Return each line containing the string "that".

# start of Supplied data

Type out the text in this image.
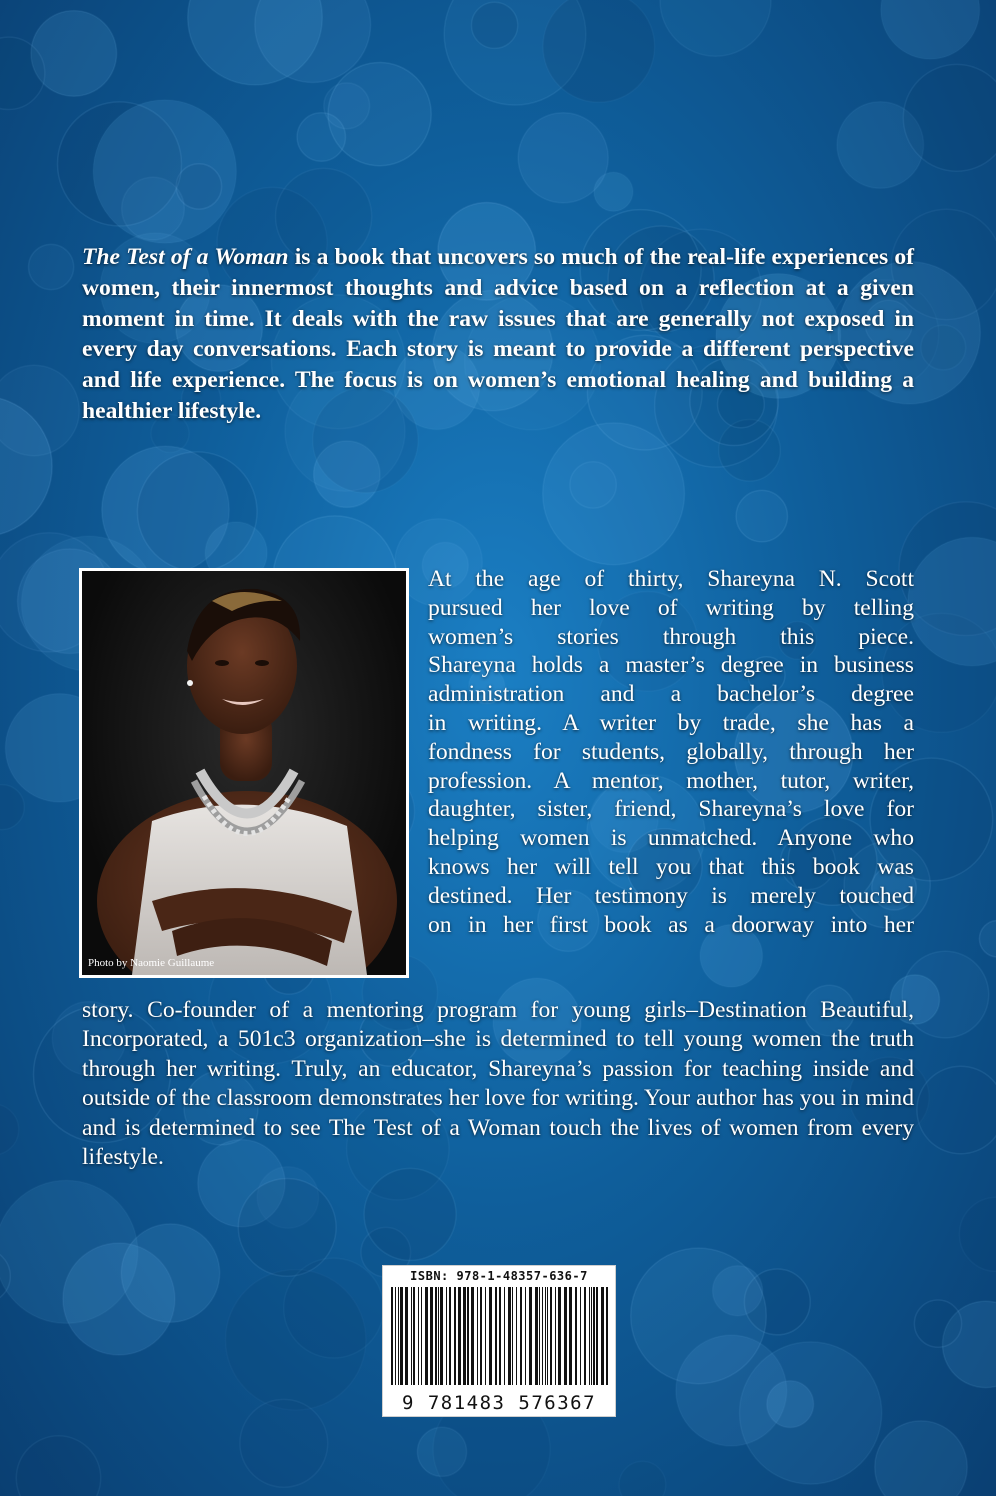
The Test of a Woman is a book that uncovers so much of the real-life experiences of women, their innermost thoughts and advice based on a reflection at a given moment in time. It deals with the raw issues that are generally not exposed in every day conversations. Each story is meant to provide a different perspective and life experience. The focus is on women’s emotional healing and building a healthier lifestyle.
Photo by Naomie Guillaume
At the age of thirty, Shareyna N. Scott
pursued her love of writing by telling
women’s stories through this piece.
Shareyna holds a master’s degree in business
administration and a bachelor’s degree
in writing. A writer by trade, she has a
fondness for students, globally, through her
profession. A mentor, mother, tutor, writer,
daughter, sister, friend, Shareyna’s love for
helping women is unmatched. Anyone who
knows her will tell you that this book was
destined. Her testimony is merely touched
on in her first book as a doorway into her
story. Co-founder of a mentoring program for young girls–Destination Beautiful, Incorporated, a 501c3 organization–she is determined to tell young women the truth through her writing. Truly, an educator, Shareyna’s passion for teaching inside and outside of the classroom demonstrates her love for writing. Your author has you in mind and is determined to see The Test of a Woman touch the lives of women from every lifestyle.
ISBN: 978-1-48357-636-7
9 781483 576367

# end of Supplied data

Expected answer:
The Test of a Woman is a book that uncovers so much of the real-life experiences of women, their innermost thoughts and advice based on a reflection at a given moment in time. It deals with the raw issues that are generally not exposed in every day conversations. Each story is meant to provide a different perspective and life experience. The focus is on women’s emotional healing and building a healthier lifestyle.
knows her will tell you that this book was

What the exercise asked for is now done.